- [Exercise task]: Exactly as written, quote every line that follows, skipping the images.

------------------------------------

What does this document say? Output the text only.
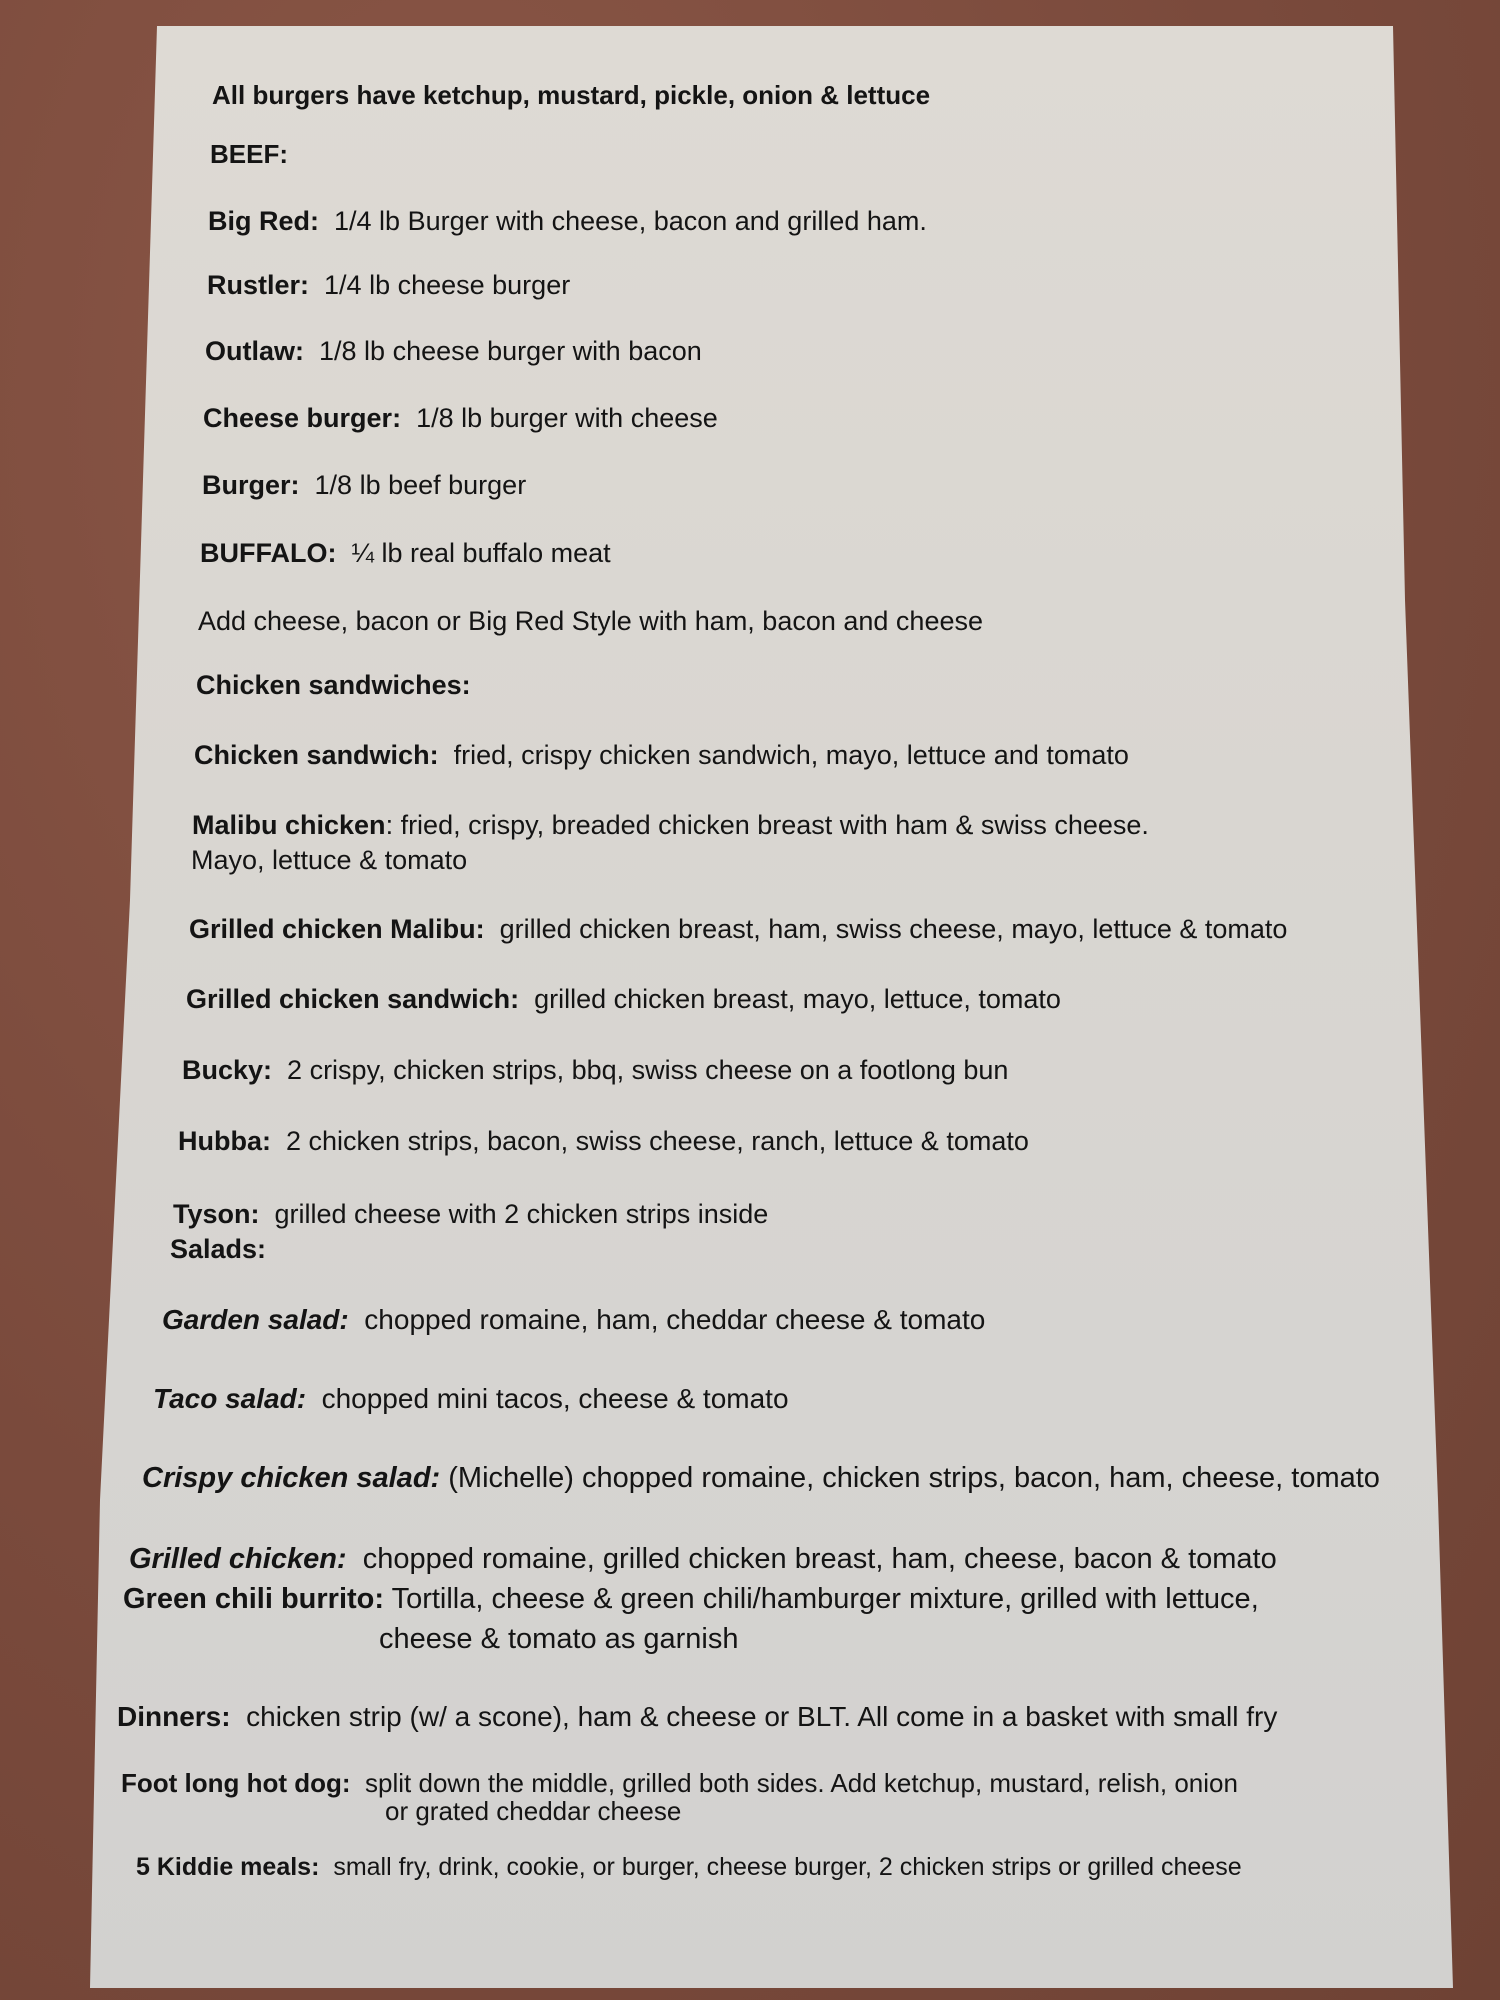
All burgers have ketchup, mustard, pickle, onion & lettuce
BEEF:
Big Red: 1/4 lb Burger with cheese, bacon and grilled ham.
Rustler: 1/4 lb cheese burger
Outlaw: 1/8 lb cheese burger with bacon
Cheese burger: 1/8 lb burger with cheese
Burger: 1/8 lb beef burger
BUFFALO: ¼ lb real buffalo meat
Add cheese, bacon or Big Red Style with ham, bacon and cheese
Chicken sandwiches:
Chicken sandwich: fried, crispy chicken sandwich, mayo, lettuce and tomato
Malibu chicken: fried, crispy, breaded chicken breast with ham & swiss cheese.
Mayo, lettuce & tomato
Grilled chicken Malibu: grilled chicken breast, ham, swiss cheese, mayo, lettuce & tomato
Grilled chicken sandwich: grilled chicken breast, mayo, lettuce, tomato
Bucky: 2 crispy, chicken strips, bbq, swiss cheese on a footlong bun
Hubba: 2 chicken strips, bacon, swiss cheese, ranch, lettuce & tomato
Tyson: grilled cheese with 2 chicken strips inside
Salads:
Garden salad: chopped romaine, ham, cheddar cheese & tomato
Taco salad: chopped mini tacos, cheese & tomato
Crispy chicken salad: (Michelle) chopped romaine, chicken strips, bacon, ham, cheese, tomato
Grilled chicken: chopped romaine, grilled chicken breast, ham, cheese, bacon & tomato
Green chili burrito: Tortilla, cheese & green chili/hamburger mixture, grilled with lettuce,
cheese & tomato as garnish
Dinners: chicken strip (w/ a scone), ham & cheese or BLT. All come in a basket with small fry
Foot long hot dog: split down the middle, grilled both sides. Add ketchup, mustard, relish, onion
or grated cheddar cheese
5 Kiddie meals: small fry, drink, cookie, or burger, cheese burger, 2 chicken strips or grilled cheese
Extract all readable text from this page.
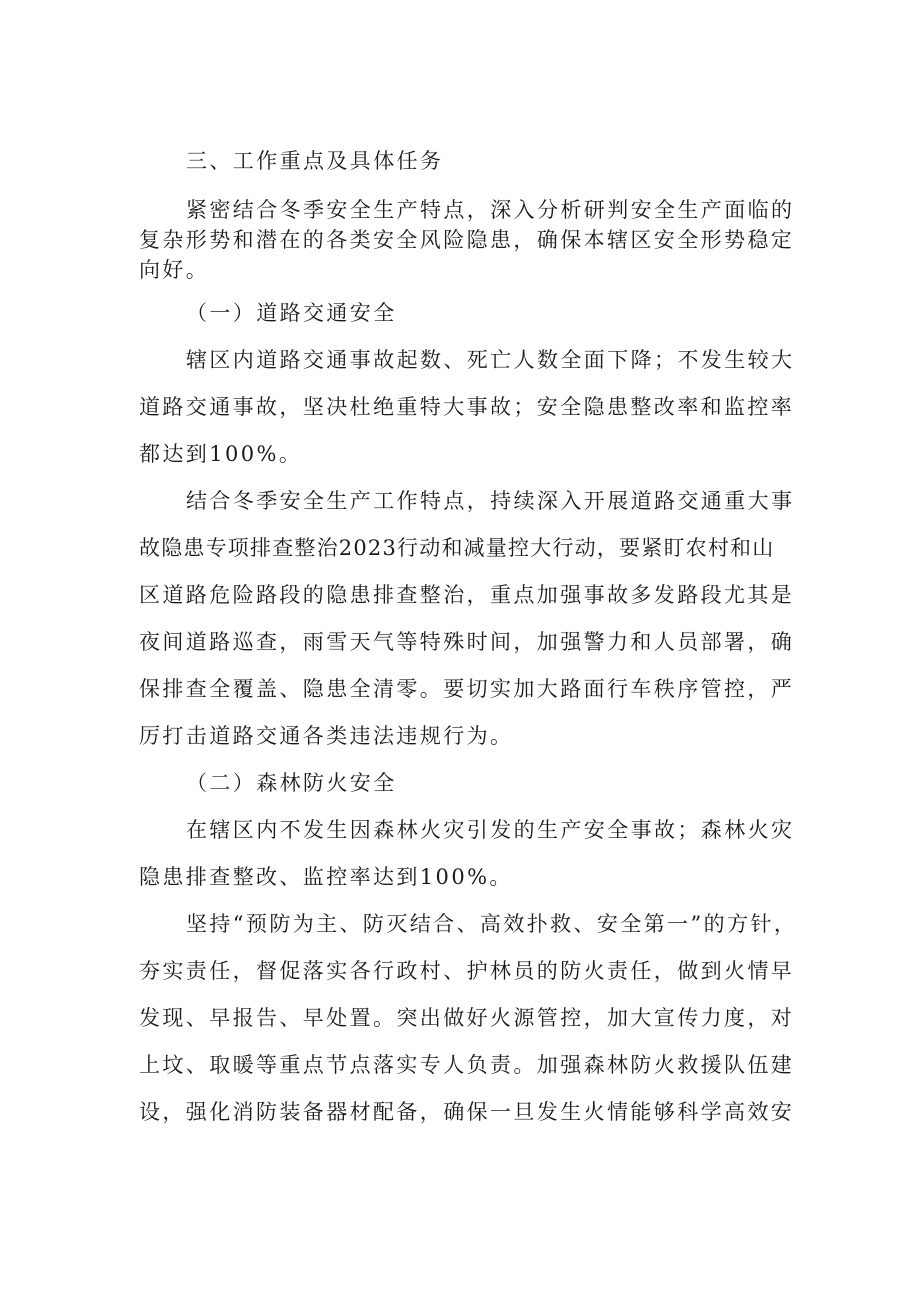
三、工作重点及具体任务
紧密结合冬季安全生产特点，深入分析研判安全生产面临的
复杂形势和潜在的各类安全风险隐患，确保本辖区安全形势稳定
向好。
（一）道路交通安全
辖区内道路交通事故起数、死亡人数全面下降；不发生较大
道路交通事故，坚决杜绝重特大事故；安全隐患整改率和监控率
都达到100%。
结合冬季安全生产工作特点，持续深入开展道路交通重大事
故隐患专项排查整治2023行动和减量控大行动，要紧盯农村和山
区道路危险路段的隐患排查整治，重点加强事故多发路段尤其是
夜间道路巡查，雨雪天气等特殊时间，加强警力和人员部署，确
保排查全覆盖、隐患全清零。要切实加大路面行车秩序管控，严
厉打击道路交通各类违法违规行为。
（二）森林防火安全
在辖区内不发生因森林火灾引发的生产安全事故；森林火灾
隐患排查整改、监控率达到100%。
坚持“预防为主、防灭结合、高效扑救、安全第一”的方针，
夯实责任，督促落实各行政村、护林员的防火责任，做到火情早
发现、早报告、早处置。突出做好火源管控，加大宣传力度，对
上坟、取暖等重点节点落实专人负责。加强森林防火救援队伍建
设，强化消防装备器材配备，确保一旦发生火情能够科学高效安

------------------------------------

- [Solution for this exercise]:
What does this document say? Output the text only.
All burgers have ketchup, mustard, pickle, onion & lettuce
BEEF:
Big Red: 1/4 lb Burger with cheese, bacon and grilled ham.
Rustler: 1/4 lb cheese burger
Outlaw: 1/8 lb cheese burger with bacon
Cheese burger: 1/8 lb burger with cheese
Burger: 1/8 lb beef burger
BUFFALO: ¼ lb real buffalo meat
Add cheese, bacon or Big Red Style with ham, bacon and cheese
Chicken sandwiches:
Chicken sandwich: fried, crispy chicken sandwich, mayo, lettuce and tomato
Malibu chicken: fried, crispy, breaded chicken breast with ham & swiss cheese.
Mayo, lettuce & tomato
Grilled chicken Malibu: grilled chicken breast, ham, swiss cheese, mayo, lettuce & tomato
Grilled chicken sandwich: grilled chicken breast, mayo, lettuce, tomato
Bucky: 2 crispy, chicken strips, bbq, swiss cheese on a footlong bun
Hubba: 2 chicken strips, bacon, swiss cheese, ranch, lettuce & tomato
Tyson: grilled cheese with 2 chicken strips inside
Salads:
Garden salad: chopped romaine, ham, cheddar cheese & tomato
Taco salad: chopped mini tacos, cheese & tomato
Crispy chicken salad: (Michelle) chopped romaine, chicken strips, bacon, ham, cheese, tomato
Grilled chicken: chopped romaine, grilled chicken breast, ham, cheese, bacon & tomato
Green chili burrito: Tortilla, cheese & green chili/hamburger mixture, grilled with lettuce,
cheese & tomato as garnish
Dinners: chicken strip (w/ a scone), ham & cheese or BLT. All come in a basket with small fry
Foot long hot dog: split down the middle, grilled both sides. Add ketchup, mustard, relish, onion
or grated cheddar cheese
5 Kiddie meals: small fry, drink, cookie, or burger, cheese burger, 2 chicken strips or grilled cheese
Extract all readable text from this page.
三、工作重点及具体任务
紧密结合冬季安全生产特点，深入分析研判安全生产面临的
复杂形势和潜在的各类安全风险隐患，确保本辖区安全形势稳定
向好。
（一）道路交通安全
辖区内道路交通事故起数、死亡人数全面下降；不发生较大
道路交通事故，坚决杜绝重特大事故；安全隐患整改率和监控率
都达到100%。
结合冬季安全生产工作特点，持续深入开展道路交通重大事
故隐患专项排查整治2023行动和减量控大行动，要紧盯农村和山
区道路危险路段的隐患排查整治，重点加强事故多发路段尤其是
夜间道路巡查，雨雪天气等特殊时间，加强警力和人员部署，确
保排查全覆盖、隐患全清零。要切实加大路面行车秩序管控，严
厉打击道路交通各类违法违规行为。
（二）森林防火安全
在辖区内不发生因森林火灾引发的生产安全事故；森林火灾
隐患排查整改、监控率达到100%。
坚持“预防为主、防灭结合、高效扑救、安全第一”的方针，
夯实责任，督促落实各行政村、护林员的防火责任，做到火情早
发现、早报告、早处置。突出做好火源管控，加大宣传力度，对
上坟、取暖等重点节点落实专人负责。加强森林防火救援队伍建
设，强化消防装备器材配备，确保一旦发生火情能够科学高效安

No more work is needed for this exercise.